→ TASK MATERIAL:

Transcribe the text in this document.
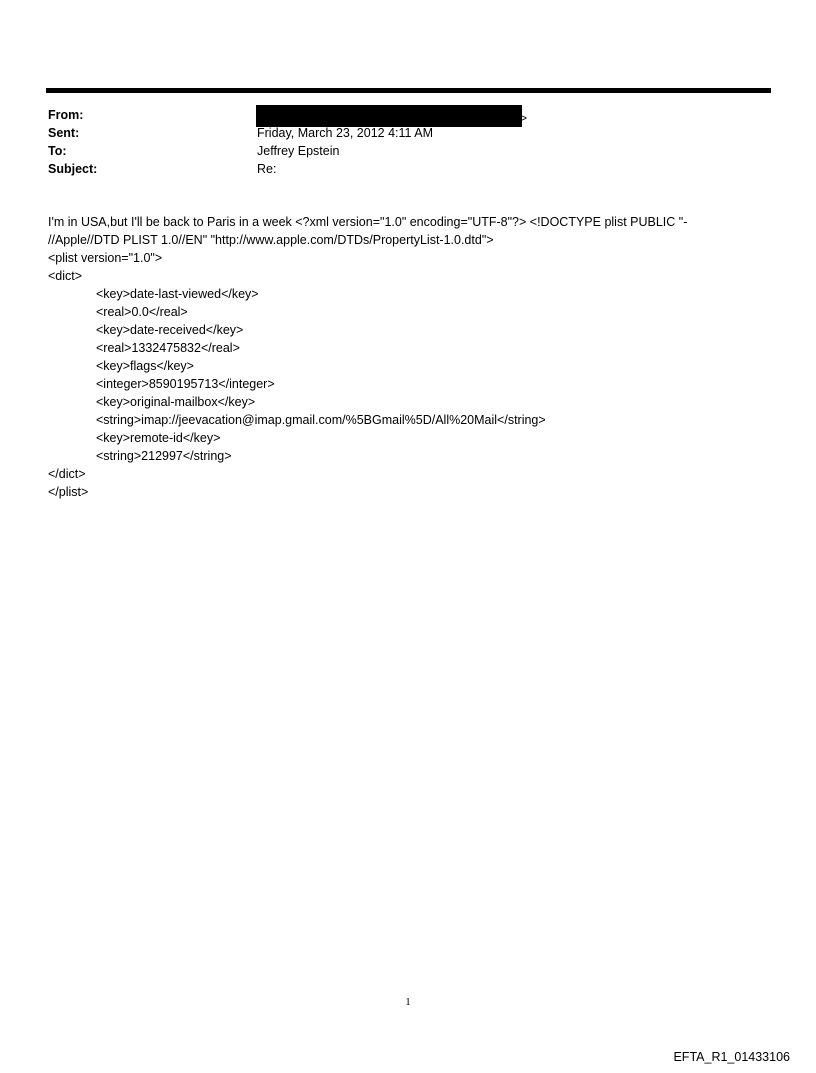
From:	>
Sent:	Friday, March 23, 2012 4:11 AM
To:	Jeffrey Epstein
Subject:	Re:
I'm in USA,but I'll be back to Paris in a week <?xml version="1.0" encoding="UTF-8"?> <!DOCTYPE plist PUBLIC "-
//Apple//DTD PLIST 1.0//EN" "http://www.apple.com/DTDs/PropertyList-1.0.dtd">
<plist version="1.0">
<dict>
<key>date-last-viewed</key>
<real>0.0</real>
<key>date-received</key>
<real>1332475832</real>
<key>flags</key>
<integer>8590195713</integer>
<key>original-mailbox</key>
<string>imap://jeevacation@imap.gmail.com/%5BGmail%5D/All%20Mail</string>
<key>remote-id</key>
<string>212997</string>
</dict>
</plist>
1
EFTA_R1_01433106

→ SHORT TASK: Reproduce all the records verbatim, excluding images.

→ ANSWER IN FULL:
Transcribe the text in this document.
From:	>
Sent:	Friday, March 23, 2012 4:11 AM
To:	Jeffrey Epstein
Subject:	Re:
I'm in USA,but I'll be back to Paris in a week <?xml version="1.0" encoding="UTF-8"?> <!DOCTYPE plist PUBLIC "-
//Apple//DTD PLIST 1.0//EN" "http://www.apple.com/DTDs/PropertyList-1.0.dtd">
<plist version="1.0">
<dict>
<key>date-last-viewed</key>
<real>0.0</real>
<key>date-received</key>
<real>1332475832</real>
<key>flags</key>
<integer>8590195713</integer>
<key>original-mailbox</key>
<string>imap://jeevacation@imap.gmail.com/%5BGmail%5D/All%20Mail</string>
<key>remote-id</key>
<string>212997</string>
</dict>
</plist>
1
EFTA_R1_01433106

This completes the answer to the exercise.